Source data
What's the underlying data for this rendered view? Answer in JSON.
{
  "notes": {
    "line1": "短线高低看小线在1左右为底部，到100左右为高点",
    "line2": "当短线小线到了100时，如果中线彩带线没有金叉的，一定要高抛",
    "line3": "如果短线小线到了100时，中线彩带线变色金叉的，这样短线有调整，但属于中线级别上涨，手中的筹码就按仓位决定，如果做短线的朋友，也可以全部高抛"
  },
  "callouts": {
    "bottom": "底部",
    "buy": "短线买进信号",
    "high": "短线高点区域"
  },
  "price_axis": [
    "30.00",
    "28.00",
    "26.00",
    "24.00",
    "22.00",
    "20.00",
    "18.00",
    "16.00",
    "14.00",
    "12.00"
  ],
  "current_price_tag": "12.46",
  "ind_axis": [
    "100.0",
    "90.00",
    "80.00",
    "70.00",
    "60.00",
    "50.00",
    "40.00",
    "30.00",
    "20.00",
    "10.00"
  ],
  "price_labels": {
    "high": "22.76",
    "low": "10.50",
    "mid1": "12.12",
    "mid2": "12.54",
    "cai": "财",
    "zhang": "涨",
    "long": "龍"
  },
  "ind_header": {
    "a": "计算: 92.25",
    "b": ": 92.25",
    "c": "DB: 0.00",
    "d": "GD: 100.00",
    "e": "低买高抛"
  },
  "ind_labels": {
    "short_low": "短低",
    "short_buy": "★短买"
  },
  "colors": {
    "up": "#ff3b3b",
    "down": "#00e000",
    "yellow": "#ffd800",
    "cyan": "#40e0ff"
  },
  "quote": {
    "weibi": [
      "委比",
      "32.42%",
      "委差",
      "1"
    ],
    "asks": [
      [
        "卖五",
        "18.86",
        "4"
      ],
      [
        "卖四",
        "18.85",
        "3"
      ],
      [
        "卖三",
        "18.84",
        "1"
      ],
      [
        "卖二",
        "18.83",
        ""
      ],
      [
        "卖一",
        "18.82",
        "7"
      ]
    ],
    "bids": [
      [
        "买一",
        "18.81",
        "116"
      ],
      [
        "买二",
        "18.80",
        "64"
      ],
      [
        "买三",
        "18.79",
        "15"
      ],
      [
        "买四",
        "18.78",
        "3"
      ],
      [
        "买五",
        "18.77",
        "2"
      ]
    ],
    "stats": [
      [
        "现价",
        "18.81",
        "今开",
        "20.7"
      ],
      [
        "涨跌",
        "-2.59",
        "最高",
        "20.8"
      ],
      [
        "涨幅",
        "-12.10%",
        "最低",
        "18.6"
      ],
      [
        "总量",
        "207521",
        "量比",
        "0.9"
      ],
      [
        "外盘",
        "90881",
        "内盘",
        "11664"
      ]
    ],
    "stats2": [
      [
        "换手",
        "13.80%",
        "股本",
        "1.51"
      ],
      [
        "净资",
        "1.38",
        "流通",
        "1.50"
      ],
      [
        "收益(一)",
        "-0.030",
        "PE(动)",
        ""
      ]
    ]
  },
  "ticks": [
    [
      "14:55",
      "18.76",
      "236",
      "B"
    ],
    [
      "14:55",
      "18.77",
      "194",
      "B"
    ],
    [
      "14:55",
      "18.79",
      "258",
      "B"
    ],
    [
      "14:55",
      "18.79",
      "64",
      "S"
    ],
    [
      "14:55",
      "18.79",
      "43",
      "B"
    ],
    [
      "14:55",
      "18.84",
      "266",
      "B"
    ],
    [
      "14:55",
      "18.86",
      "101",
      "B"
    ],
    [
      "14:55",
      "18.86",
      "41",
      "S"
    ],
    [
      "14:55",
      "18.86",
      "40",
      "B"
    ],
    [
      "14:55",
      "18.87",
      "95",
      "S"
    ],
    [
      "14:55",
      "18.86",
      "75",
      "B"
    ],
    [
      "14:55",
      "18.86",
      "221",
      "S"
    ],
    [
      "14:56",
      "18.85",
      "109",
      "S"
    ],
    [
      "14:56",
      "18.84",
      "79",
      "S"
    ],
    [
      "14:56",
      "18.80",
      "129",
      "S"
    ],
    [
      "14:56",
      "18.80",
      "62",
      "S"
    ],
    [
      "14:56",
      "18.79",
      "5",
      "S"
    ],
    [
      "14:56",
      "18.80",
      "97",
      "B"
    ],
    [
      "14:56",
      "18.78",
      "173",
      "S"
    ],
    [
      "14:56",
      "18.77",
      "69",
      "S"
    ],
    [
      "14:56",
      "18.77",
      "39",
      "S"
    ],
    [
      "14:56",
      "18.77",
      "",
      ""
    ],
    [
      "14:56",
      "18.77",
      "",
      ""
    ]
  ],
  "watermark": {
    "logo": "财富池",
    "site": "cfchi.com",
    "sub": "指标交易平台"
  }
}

| Given request |
Retype every entry above, word for word.

| Written answer |
What's the underlying data for this rendered view? Answer in JSON.
{
  "notes": {
    "line1": "短线高低看小线在1左右为底部，到100左右为高点",
    "line2": "当短线小线到了100时，如果中线彩带线没有金叉的，一定要高抛",
    "line3": "如果短线小线到了100时，中线彩带线变色金叉的，这样短线有调整，但属于中线级别上涨，手中的筹码就按仓位决定，如果做短线的朋友，也可以全部高抛"
  },
  "callouts": {
    "bottom": "底部",
    "buy": "短线买进信号",
    "high": "短线高点区域"
  },
  "price_axis": [
    "30.00",
    "28.00",
    "26.00",
    "24.00",
    "22.00",
    "20.00",
    "18.00",
    "16.00",
    "14.00",
    "12.00"
  ],
  "current_price_tag": "12.46",
  "ind_axis": [
    "100.0",
    "90.00",
    "80.00",
    "70.00",
    "60.00",
    "50.00",
    "40.00",
    "30.00",
    "20.00",
    "10.00"
  ],
  "price_labels": {
    "high": "22.76",
    "low": "10.50",
    "mid1": "12.12",
    "mid2": "12.54",
    "cai": "财",
    "zhang": "涨",
    "long": "龍"
  },
  "ind_header": {
    "a": "计算: 92.25",
    "b": ": 92.25",
    "c": "DB: 0.00",
    "d": "GD: 100.00",
    "e": "低买高抛"
  },
  "ind_labels": {
    "short_low": "短低",
    "short_buy": "★短买"
  },
  "colors": {
    "up": "#ff3b3b",
    "down": "#00e000",
    "yellow": "#ffd800",
    "cyan": "#40e0ff"
  },
  "quote": {
    "weibi": [
      "委比",
      "32.42%",
      "委差",
      "1"
    ],
    "asks": [
      [
        "卖五",
        "18.86",
        "4"
      ],
      [
        "卖四",
        "18.85",
        "3"
      ],
      [
        "卖三",
        "18.84",
        "1"
      ],
      [
        "卖二",
        "18.83",
        ""
      ],
      [
        "卖一",
        "18.82",
        "7"
      ]
    ],
    "bids": [
      [
        "买一",
        "18.81",
        "116"
      ],
      [
        "买二",
        "18.80",
        "64"
      ],
      [
        "买三",
        "18.79",
        "15"
      ],
      [
        "买四",
        "18.78",
        "3"
      ],
      [
        "买五",
        "18.77",
        "2"
      ]
    ],
    "stats": [
      [
        "现价",
        "18.81",
        "今开",
        "20.7"
      ],
      [
        "涨跌",
        "-2.59",
        "最高",
        "20.8"
      ],
      [
        "涨幅",
        "-12.10%",
        "最低",
        "18.6"
      ],
      [
        "总量",
        "207521",
        "量比",
        "0.9"
      ],
      [
        "外盘",
        "90881",
        "内盘",
        "11664"
      ]
    ],
    "stats2": [
      [
        "换手",
        "13.80%",
        "股本",
        "1.51"
      ],
      [
        "净资",
        "1.38",
        "流通",
        "1.50"
      ],
      [
        "收益(一)",
        "-0.030",
        "PE(动)",
        ""
      ]
    ]
  },
  "ticks": [
    [
      "14:55",
      "18.76",
      "236",
      "B"
    ],
    [
      "14:55",
      "18.77",
      "194",
      "B"
    ],
    [
      "14:55",
      "18.79",
      "258",
      "B"
    ],
    [
      "14:55",
      "18.79",
      "64",
      "S"
    ],
    [
      "14:55",
      "18.79",
      "43",
      "B"
    ],
    [
      "14:55",
      "18.84",
      "266",
      "B"
    ],
    [
      "14:55",
      "18.86",
      "101",
      "B"
    ],
    [
      "14:55",
      "18.86",
      "41",
      "S"
    ],
    [
      "14:55",
      "18.86",
      "40",
      "B"
    ],
    [
      "14:55",
      "18.87",
      "95",
      "S"
    ],
    [
      "14:55",
      "18.86",
      "75",
      "B"
    ],
    [
      "14:55",
      "18.86",
      "221",
      "S"
    ],
    [
      "14:56",
      "18.85",
      "109",
      "S"
    ],
    [
      "14:56",
      "18.84",
      "79",
      "S"
    ],
    [
      "14:56",
      "18.80",
      "129",
      "S"
    ],
    [
      "14:56",
      "18.80",
      "62",
      "S"
    ],
    [
      "14:56",
      "18.79",
      "5",
      "S"
    ],
    [
      "14:56",
      "18.80",
      "97",
      "B"
    ],
    [
      "14:56",
      "18.78",
      "173",
      "S"
    ],
    [
      "14:56",
      "18.77",
      "69",
      "S"
    ],
    [
      "14:56",
      "18.77",
      "39",
      "S"
    ],
    [
      "14:56",
      "18.77",
      "",
      ""
    ],
    [
      "14:56",
      "18.77",
      "",
      ""
    ]
  ],
  "watermark": {
    "logo": "财富池",
    "site": "cfchi.com",
    "sub": "指标交易平台"
  }
}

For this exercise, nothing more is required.